■ **DATASET ENTRIES**
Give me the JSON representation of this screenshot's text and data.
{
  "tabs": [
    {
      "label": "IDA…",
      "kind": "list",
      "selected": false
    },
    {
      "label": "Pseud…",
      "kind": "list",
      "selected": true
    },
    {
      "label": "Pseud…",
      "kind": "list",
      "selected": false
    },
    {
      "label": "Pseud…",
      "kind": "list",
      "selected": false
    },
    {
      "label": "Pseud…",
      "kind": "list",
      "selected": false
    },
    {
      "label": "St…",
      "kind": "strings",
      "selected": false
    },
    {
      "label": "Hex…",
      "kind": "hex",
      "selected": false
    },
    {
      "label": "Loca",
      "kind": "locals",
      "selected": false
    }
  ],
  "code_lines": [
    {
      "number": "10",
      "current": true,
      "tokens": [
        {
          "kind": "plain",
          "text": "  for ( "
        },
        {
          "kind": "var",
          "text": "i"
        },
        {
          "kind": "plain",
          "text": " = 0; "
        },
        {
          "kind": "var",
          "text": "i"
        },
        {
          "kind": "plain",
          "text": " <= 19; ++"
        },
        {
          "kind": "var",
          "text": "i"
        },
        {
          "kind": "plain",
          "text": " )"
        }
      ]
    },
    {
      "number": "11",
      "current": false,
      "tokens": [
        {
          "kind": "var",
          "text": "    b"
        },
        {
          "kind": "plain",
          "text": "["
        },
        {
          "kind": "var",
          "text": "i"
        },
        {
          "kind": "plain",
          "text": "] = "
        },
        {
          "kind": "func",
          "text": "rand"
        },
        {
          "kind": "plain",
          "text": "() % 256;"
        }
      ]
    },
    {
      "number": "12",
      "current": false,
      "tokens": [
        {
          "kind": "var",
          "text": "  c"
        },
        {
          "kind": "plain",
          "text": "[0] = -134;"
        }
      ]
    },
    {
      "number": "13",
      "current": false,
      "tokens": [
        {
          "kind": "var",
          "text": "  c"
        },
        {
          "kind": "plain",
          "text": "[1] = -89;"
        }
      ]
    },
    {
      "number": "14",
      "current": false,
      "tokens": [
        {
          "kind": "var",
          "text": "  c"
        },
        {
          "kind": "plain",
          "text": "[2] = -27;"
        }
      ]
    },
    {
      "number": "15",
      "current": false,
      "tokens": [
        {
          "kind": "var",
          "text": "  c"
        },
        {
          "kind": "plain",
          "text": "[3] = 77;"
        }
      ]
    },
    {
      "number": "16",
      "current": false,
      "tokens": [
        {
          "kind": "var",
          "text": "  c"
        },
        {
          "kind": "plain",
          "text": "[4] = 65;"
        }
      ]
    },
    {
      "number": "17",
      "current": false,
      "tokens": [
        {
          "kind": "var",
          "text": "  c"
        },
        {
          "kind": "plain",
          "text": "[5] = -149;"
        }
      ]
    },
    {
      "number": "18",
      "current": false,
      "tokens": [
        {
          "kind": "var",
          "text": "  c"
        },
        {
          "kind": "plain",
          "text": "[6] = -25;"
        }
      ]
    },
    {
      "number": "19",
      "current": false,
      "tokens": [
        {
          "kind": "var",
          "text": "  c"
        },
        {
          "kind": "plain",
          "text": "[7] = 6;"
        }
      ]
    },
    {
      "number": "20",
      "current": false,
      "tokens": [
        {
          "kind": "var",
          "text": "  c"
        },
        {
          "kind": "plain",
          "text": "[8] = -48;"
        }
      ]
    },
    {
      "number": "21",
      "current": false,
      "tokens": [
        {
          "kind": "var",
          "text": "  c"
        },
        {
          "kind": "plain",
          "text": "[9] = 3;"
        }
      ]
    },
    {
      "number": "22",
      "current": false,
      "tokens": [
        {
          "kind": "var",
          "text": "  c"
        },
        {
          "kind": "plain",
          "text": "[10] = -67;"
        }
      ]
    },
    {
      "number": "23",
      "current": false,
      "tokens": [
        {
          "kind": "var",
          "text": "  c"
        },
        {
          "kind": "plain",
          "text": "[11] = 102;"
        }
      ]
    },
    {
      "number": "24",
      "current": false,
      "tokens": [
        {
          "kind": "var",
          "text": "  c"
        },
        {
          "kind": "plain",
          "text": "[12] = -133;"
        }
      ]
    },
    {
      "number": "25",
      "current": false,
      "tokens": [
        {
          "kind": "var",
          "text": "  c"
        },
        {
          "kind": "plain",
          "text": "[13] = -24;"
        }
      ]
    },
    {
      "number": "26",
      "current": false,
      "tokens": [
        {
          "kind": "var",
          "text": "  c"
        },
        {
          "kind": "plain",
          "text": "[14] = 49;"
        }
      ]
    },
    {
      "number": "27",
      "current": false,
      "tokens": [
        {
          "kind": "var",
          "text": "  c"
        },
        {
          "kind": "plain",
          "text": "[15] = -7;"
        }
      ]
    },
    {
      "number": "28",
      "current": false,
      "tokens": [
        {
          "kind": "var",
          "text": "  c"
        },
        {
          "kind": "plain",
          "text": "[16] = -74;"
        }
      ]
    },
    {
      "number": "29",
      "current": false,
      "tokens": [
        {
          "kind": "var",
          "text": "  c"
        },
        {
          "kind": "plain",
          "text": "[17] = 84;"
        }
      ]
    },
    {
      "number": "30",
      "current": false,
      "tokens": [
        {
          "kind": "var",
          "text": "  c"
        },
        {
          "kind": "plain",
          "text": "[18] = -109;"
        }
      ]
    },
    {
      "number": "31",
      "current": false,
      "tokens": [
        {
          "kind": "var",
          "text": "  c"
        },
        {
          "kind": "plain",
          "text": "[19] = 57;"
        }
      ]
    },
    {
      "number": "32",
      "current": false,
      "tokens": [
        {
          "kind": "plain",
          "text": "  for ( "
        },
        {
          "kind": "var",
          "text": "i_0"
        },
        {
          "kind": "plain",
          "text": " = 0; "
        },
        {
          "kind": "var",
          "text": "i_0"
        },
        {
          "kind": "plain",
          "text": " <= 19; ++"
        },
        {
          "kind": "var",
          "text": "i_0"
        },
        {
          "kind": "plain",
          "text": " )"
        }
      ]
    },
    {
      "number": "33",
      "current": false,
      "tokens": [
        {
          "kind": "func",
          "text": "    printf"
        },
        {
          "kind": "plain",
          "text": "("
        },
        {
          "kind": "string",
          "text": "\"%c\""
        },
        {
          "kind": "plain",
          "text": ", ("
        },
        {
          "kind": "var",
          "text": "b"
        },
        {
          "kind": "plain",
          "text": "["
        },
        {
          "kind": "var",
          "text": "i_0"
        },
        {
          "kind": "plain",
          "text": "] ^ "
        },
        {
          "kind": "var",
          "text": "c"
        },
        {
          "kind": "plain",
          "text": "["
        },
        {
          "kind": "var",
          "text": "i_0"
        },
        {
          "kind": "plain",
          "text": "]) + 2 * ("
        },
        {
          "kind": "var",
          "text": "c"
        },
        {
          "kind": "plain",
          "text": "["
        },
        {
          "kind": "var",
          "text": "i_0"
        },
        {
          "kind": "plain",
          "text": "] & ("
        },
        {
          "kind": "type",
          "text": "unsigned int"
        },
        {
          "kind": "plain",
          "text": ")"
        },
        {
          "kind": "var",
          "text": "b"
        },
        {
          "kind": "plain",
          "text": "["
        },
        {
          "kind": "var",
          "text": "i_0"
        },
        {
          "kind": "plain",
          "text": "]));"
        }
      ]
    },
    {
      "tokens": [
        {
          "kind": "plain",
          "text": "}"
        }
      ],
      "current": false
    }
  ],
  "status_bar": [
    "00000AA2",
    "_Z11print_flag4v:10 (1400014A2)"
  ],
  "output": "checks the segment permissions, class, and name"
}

■ **EXERCISE**
Print every record above exactly as written.

■ **ANSWER IN FULL**
Give me the JSON representation of this screenshot's text and data.
{
  "tabs": [
    {
      "label": "IDA…",
      "kind": "list",
      "selected": false
    },
    {
      "label": "Pseud…",
      "kind": "list",
      "selected": true
    },
    {
      "label": "Pseud…",
      "kind": "list",
      "selected": false
    },
    {
      "label": "Pseud…",
      "kind": "list",
      "selected": false
    },
    {
      "label": "Pseud…",
      "kind": "list",
      "selected": false
    },
    {
      "label": "St…",
      "kind": "strings",
      "selected": false
    },
    {
      "label": "Hex…",
      "kind": "hex",
      "selected": false
    },
    {
      "label": "Loca",
      "kind": "locals",
      "selected": false
    }
  ],
  "code_lines": [
    {
      "number": "10",
      "current": true,
      "tokens": [
        {
          "kind": "plain",
          "text": "  for ( "
        },
        {
          "kind": "var",
          "text": "i"
        },
        {
          "kind": "plain",
          "text": " = 0; "
        },
        {
          "kind": "var",
          "text": "i"
        },
        {
          "kind": "plain",
          "text": " <= 19; ++"
        },
        {
          "kind": "var",
          "text": "i"
        },
        {
          "kind": "plain",
          "text": " )"
        }
      ]
    },
    {
      "number": "11",
      "current": false,
      "tokens": [
        {
          "kind": "var",
          "text": "    b"
        },
        {
          "kind": "plain",
          "text": "["
        },
        {
          "kind": "var",
          "text": "i"
        },
        {
          "kind": "plain",
          "text": "] = "
        },
        {
          "kind": "func",
          "text": "rand"
        },
        {
          "kind": "plain",
          "text": "() % 256;"
        }
      ]
    },
    {
      "number": "12",
      "current": false,
      "tokens": [
        {
          "kind": "var",
          "text": "  c"
        },
        {
          "kind": "plain",
          "text": "[0] = -134;"
        }
      ]
    },
    {
      "number": "13",
      "current": false,
      "tokens": [
        {
          "kind": "var",
          "text": "  c"
        },
        {
          "kind": "plain",
          "text": "[1] = -89;"
        }
      ]
    },
    {
      "number": "14",
      "current": false,
      "tokens": [
        {
          "kind": "var",
          "text": "  c"
        },
        {
          "kind": "plain",
          "text": "[2] = -27;"
        }
      ]
    },
    {
      "number": "15",
      "current": false,
      "tokens": [
        {
          "kind": "var",
          "text": "  c"
        },
        {
          "kind": "plain",
          "text": "[3] = 77;"
        }
      ]
    },
    {
      "number": "16",
      "current": false,
      "tokens": [
        {
          "kind": "var",
          "text": "  c"
        },
        {
          "kind": "plain",
          "text": "[4] = 65;"
        }
      ]
    },
    {
      "number": "17",
      "current": false,
      "tokens": [
        {
          "kind": "var",
          "text": "  c"
        },
        {
          "kind": "plain",
          "text": "[5] = -149;"
        }
      ]
    },
    {
      "number": "18",
      "current": false,
      "tokens": [
        {
          "kind": "var",
          "text": "  c"
        },
        {
          "kind": "plain",
          "text": "[6] = -25;"
        }
      ]
    },
    {
      "number": "19",
      "current": false,
      "tokens": [
        {
          "kind": "var",
          "text": "  c"
        },
        {
          "kind": "plain",
          "text": "[7] = 6;"
        }
      ]
    },
    {
      "number": "20",
      "current": false,
      "tokens": [
        {
          "kind": "var",
          "text": "  c"
        },
        {
          "kind": "plain",
          "text": "[8] = -48;"
        }
      ]
    },
    {
      "number": "21",
      "current": false,
      "tokens": [
        {
          "kind": "var",
          "text": "  c"
        },
        {
          "kind": "plain",
          "text": "[9] = 3;"
        }
      ]
    },
    {
      "number": "22",
      "current": false,
      "tokens": [
        {
          "kind": "var",
          "text": "  c"
        },
        {
          "kind": "plain",
          "text": "[10] = -67;"
        }
      ]
    },
    {
      "number": "23",
      "current": false,
      "tokens": [
        {
          "kind": "var",
          "text": "  c"
        },
        {
          "kind": "plain",
          "text": "[11] = 102;"
        }
      ]
    },
    {
      "number": "24",
      "current": false,
      "tokens": [
        {
          "kind": "var",
          "text": "  c"
        },
        {
          "kind": "plain",
          "text": "[12] = -133;"
        }
      ]
    },
    {
      "number": "25",
      "current": false,
      "tokens": [
        {
          "kind": "var",
          "text": "  c"
        },
        {
          "kind": "plain",
          "text": "[13] = -24;"
        }
      ]
    },
    {
      "number": "26",
      "current": false,
      "tokens": [
        {
          "kind": "var",
          "text": "  c"
        },
        {
          "kind": "plain",
          "text": "[14] = 49;"
        }
      ]
    },
    {
      "number": "27",
      "current": false,
      "tokens": [
        {
          "kind": "var",
          "text": "  c"
        },
        {
          "kind": "plain",
          "text": "[15] = -7;"
        }
      ]
    },
    {
      "number": "28",
      "current": false,
      "tokens": [
        {
          "kind": "var",
          "text": "  c"
        },
        {
          "kind": "plain",
          "text": "[16] = -74;"
        }
      ]
    },
    {
      "number": "29",
      "current": false,
      "tokens": [
        {
          "kind": "var",
          "text": "  c"
        },
        {
          "kind": "plain",
          "text": "[17] = 84;"
        }
      ]
    },
    {
      "number": "30",
      "current": false,
      "tokens": [
        {
          "kind": "var",
          "text": "  c"
        },
        {
          "kind": "plain",
          "text": "[18] = -109;"
        }
      ]
    },
    {
      "number": "31",
      "current": false,
      "tokens": [
        {
          "kind": "var",
          "text": "  c"
        },
        {
          "kind": "plain",
          "text": "[19] = 57;"
        }
      ]
    },
    {
      "number": "32",
      "current": false,
      "tokens": [
        {
          "kind": "plain",
          "text": "  for ( "
        },
        {
          "kind": "var",
          "text": "i_0"
        },
        {
          "kind": "plain",
          "text": " = 0; "
        },
        {
          "kind": "var",
          "text": "i_0"
        },
        {
          "kind": "plain",
          "text": " <= 19; ++"
        },
        {
          "kind": "var",
          "text": "i_0"
        },
        {
          "kind": "plain",
          "text": " )"
        }
      ]
    },
    {
      "number": "33",
      "current": false,
      "tokens": [
        {
          "kind": "func",
          "text": "    printf"
        },
        {
          "kind": "plain",
          "text": "("
        },
        {
          "kind": "string",
          "text": "\"%c\""
        },
        {
          "kind": "plain",
          "text": ", ("
        },
        {
          "kind": "var",
          "text": "b"
        },
        {
          "kind": "plain",
          "text": "["
        },
        {
          "kind": "var",
          "text": "i_0"
        },
        {
          "kind": "plain",
          "text": "] ^ "
        },
        {
          "kind": "var",
          "text": "c"
        },
        {
          "kind": "plain",
          "text": "["
        },
        {
          "kind": "var",
          "text": "i_0"
        },
        {
          "kind": "plain",
          "text": "]) + 2 * ("
        },
        {
          "kind": "var",
          "text": "c"
        },
        {
          "kind": "plain",
          "text": "["
        },
        {
          "kind": "var",
          "text": "i_0"
        },
        {
          "kind": "plain",
          "text": "] & ("
        },
        {
          "kind": "type",
          "text": "unsigned int"
        },
        {
          "kind": "plain",
          "text": ")"
        },
        {
          "kind": "var",
          "text": "b"
        },
        {
          "kind": "plain",
          "text": "["
        },
        {
          "kind": "var",
          "text": "i_0"
        },
        {
          "kind": "plain",
          "text": "]));"
        }
      ]
    },
    {
      "tokens": [
        {
          "kind": "plain",
          "text": "}"
        }
      ],
      "current": false
    }
  ],
  "status_bar": [
    "00000AA2",
    "_Z11print_flag4v:10 (1400014A2)"
  ],
  "output": "checks the segment permissions, class, and name"
}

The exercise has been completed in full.